━━ LISTING ━━
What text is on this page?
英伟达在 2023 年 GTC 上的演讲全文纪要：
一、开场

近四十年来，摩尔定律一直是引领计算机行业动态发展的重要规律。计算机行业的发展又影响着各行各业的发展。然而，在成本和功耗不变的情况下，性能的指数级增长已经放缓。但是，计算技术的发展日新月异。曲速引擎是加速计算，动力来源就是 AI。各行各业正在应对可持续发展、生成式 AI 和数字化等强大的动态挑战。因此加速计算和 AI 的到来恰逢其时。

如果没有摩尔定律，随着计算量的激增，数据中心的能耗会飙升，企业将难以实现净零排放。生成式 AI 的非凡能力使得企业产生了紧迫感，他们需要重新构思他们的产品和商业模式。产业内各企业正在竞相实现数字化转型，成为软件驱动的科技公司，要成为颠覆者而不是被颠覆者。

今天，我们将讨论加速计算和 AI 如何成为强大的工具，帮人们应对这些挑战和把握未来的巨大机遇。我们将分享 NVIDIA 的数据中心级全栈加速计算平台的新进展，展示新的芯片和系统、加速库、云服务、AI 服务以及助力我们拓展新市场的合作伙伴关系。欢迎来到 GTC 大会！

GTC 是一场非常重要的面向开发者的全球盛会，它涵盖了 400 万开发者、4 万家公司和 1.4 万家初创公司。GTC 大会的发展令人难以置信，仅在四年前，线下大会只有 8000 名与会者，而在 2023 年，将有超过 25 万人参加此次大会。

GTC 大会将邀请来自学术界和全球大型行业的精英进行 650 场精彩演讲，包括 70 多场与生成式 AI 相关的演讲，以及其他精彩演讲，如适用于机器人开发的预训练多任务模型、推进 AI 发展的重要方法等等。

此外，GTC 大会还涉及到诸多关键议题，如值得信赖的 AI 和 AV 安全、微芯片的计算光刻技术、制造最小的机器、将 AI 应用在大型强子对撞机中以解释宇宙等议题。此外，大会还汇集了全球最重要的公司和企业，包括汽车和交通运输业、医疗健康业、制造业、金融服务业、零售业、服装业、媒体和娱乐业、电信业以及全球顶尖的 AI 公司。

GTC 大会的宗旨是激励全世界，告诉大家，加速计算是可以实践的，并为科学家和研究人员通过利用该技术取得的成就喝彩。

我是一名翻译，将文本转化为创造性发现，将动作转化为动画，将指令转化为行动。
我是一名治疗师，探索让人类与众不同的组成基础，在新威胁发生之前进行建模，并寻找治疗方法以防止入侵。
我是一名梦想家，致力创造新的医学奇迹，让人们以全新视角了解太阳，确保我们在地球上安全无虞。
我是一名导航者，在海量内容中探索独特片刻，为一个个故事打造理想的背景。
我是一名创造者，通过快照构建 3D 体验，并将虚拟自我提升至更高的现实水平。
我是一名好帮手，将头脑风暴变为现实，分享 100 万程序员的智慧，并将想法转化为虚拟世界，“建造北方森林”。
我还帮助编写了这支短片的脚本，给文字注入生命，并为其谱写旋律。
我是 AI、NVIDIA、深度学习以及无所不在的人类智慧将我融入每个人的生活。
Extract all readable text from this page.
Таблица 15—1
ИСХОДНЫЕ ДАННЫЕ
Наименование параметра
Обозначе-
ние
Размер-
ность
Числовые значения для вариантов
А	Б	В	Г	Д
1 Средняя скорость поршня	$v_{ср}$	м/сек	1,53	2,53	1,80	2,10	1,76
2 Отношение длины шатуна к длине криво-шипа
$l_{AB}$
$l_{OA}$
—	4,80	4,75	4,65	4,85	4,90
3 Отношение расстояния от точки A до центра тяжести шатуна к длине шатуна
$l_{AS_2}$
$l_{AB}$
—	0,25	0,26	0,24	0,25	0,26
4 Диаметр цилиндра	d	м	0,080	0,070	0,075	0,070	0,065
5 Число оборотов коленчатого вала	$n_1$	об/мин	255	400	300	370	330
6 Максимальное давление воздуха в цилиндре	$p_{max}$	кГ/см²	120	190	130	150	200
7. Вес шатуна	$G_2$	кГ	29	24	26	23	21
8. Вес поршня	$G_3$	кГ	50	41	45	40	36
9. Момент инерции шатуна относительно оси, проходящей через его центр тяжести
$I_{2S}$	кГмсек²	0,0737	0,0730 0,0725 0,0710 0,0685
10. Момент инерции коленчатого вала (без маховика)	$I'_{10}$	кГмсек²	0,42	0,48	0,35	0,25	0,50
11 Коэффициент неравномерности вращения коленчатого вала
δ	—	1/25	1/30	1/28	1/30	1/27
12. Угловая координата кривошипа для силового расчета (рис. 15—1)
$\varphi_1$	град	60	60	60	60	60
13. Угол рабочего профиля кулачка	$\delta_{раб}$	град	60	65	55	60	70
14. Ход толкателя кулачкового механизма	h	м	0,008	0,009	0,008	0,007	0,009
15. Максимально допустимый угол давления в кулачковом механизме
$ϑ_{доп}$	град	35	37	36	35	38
━━━
━━ LISTING ━━
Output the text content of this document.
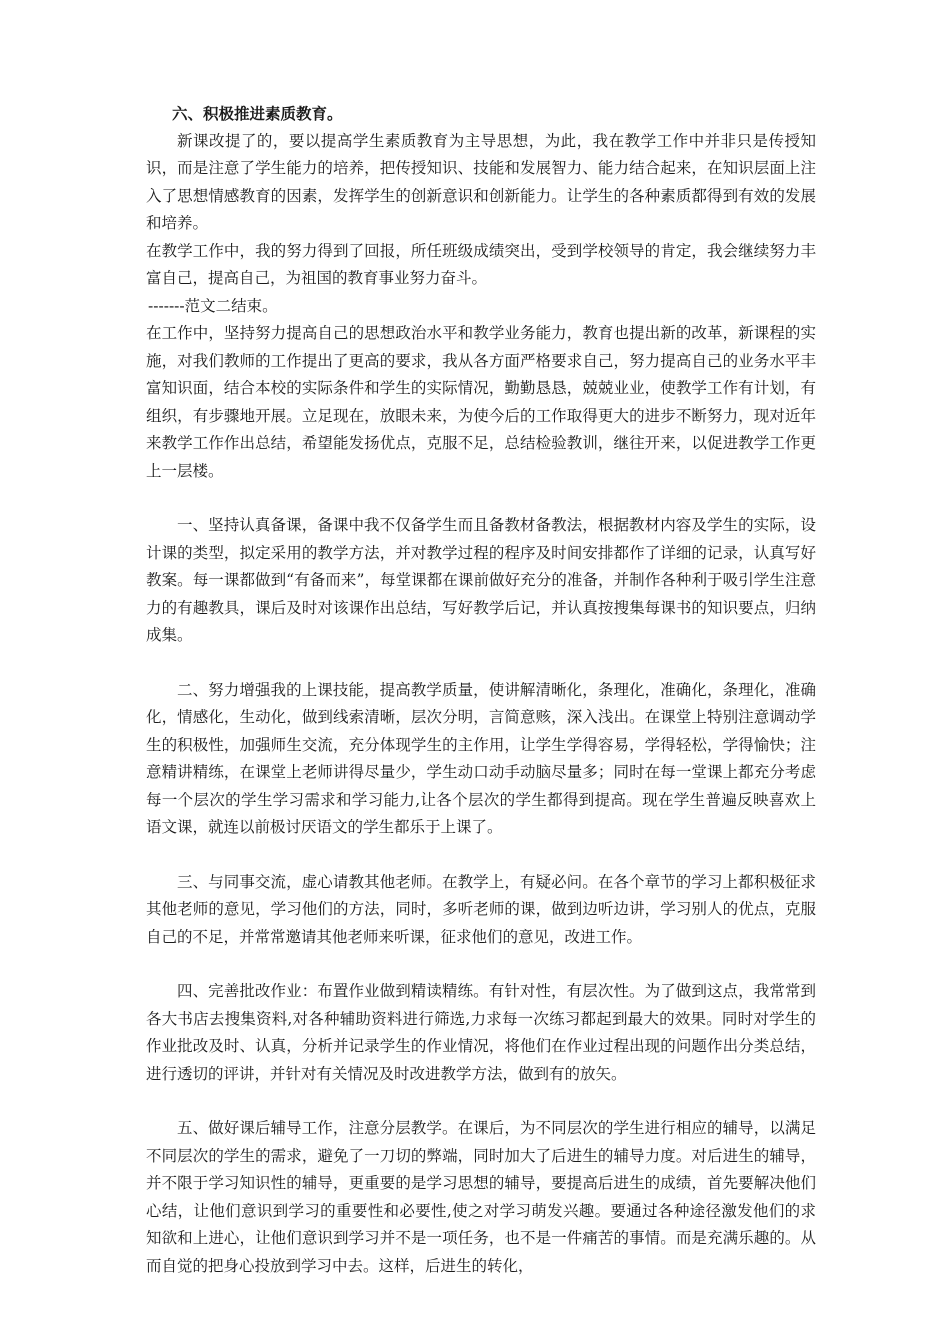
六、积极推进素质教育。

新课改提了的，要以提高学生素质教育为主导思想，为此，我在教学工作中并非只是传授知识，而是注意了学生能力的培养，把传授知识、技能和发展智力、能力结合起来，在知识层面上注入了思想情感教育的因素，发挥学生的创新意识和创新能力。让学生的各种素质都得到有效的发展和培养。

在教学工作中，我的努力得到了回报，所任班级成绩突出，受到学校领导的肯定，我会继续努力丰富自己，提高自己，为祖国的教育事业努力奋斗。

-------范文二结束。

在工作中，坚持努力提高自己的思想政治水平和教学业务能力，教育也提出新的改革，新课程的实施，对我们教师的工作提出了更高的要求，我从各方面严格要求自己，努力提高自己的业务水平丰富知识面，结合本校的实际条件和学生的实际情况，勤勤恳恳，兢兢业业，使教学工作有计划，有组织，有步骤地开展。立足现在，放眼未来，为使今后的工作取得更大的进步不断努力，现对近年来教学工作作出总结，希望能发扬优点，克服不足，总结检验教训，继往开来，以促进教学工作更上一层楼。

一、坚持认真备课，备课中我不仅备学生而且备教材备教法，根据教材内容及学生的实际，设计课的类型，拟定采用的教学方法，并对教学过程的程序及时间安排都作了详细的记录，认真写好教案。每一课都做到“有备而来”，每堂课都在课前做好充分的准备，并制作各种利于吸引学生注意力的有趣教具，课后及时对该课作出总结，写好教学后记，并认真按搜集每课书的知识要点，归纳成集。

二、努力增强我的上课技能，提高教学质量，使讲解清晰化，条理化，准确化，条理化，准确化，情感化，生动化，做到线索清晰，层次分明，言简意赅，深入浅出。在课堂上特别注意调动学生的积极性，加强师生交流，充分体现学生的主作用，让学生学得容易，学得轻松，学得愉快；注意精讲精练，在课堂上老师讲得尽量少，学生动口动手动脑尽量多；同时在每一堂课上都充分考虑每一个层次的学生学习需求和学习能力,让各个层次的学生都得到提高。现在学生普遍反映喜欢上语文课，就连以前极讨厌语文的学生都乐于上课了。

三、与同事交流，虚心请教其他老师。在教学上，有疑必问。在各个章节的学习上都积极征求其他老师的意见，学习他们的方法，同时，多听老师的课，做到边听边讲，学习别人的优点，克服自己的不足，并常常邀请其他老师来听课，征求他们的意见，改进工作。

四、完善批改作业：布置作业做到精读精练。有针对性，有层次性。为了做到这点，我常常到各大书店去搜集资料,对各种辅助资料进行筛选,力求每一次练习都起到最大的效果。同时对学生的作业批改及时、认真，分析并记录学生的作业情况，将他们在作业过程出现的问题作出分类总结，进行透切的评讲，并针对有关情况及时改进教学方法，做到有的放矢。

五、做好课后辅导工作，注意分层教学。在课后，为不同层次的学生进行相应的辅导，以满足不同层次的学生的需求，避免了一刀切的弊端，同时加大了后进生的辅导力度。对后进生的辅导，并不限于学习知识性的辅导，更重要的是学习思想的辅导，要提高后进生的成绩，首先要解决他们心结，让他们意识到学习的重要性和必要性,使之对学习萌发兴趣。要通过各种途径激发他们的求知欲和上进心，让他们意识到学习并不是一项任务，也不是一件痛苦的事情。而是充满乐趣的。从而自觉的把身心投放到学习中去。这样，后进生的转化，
━━━
━━ LISTING ━━
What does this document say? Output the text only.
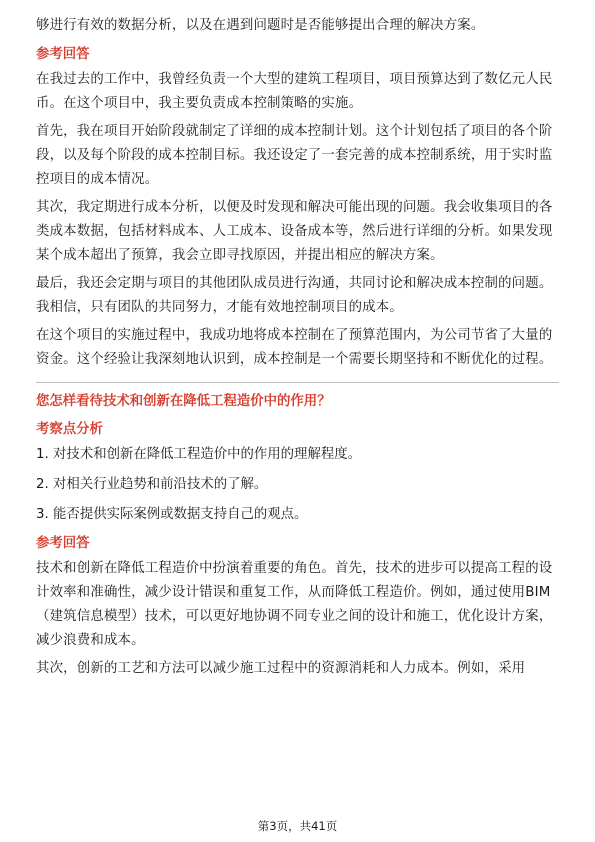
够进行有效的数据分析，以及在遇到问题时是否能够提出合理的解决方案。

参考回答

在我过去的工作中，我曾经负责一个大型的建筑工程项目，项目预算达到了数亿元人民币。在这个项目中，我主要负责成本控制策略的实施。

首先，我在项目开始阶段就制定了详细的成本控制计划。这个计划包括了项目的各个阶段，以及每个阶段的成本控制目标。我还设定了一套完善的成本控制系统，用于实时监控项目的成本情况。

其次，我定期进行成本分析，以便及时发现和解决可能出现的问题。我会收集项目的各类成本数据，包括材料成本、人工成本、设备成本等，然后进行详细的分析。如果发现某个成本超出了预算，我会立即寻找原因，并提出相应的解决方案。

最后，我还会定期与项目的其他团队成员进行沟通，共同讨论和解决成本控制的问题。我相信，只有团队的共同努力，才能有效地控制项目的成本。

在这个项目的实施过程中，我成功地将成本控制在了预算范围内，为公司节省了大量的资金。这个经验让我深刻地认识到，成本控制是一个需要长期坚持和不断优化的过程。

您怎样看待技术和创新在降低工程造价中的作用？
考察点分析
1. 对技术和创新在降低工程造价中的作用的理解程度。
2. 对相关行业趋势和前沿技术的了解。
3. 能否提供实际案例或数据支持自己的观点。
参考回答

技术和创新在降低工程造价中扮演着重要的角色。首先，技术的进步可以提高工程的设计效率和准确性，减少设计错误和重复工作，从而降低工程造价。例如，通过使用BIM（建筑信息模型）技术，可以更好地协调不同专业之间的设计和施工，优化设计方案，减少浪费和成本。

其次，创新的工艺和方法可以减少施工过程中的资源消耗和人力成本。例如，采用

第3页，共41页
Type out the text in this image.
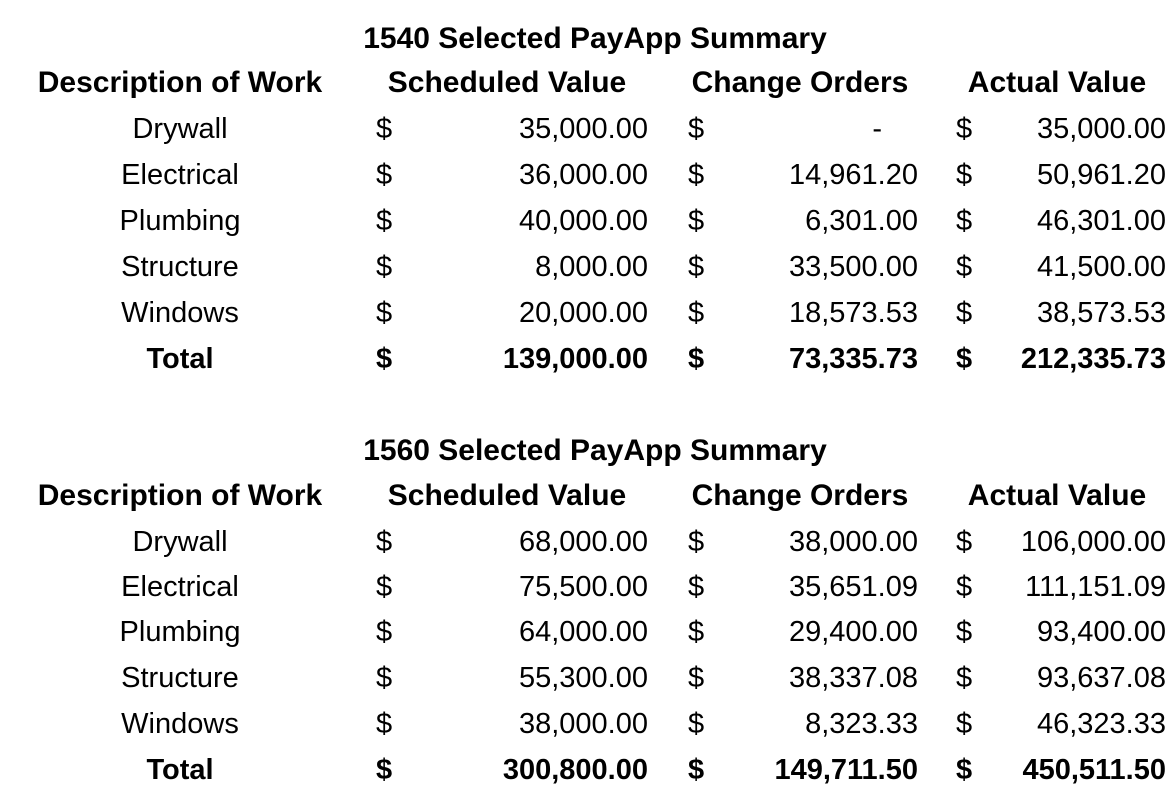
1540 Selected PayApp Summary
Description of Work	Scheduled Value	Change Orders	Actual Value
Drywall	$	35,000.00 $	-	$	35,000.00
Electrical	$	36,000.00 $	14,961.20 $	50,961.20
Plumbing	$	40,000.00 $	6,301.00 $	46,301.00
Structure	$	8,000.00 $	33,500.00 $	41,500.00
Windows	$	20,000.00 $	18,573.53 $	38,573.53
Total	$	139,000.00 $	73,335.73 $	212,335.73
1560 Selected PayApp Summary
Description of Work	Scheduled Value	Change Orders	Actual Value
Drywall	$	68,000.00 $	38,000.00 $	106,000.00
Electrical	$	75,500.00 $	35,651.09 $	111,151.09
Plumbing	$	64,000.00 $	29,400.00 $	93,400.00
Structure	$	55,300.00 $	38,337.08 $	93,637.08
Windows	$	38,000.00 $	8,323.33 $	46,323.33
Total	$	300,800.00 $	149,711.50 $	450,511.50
━━━
▶ _INSTRUCTION_
Wherever "this" shows up in a line, copy that line.

▶ _RESPONSE BELOW_
What text is on this page?
Extract all readable text from this page.
Output the text content of this document.
What does this document say? Output the text only.
Type out the text in this image.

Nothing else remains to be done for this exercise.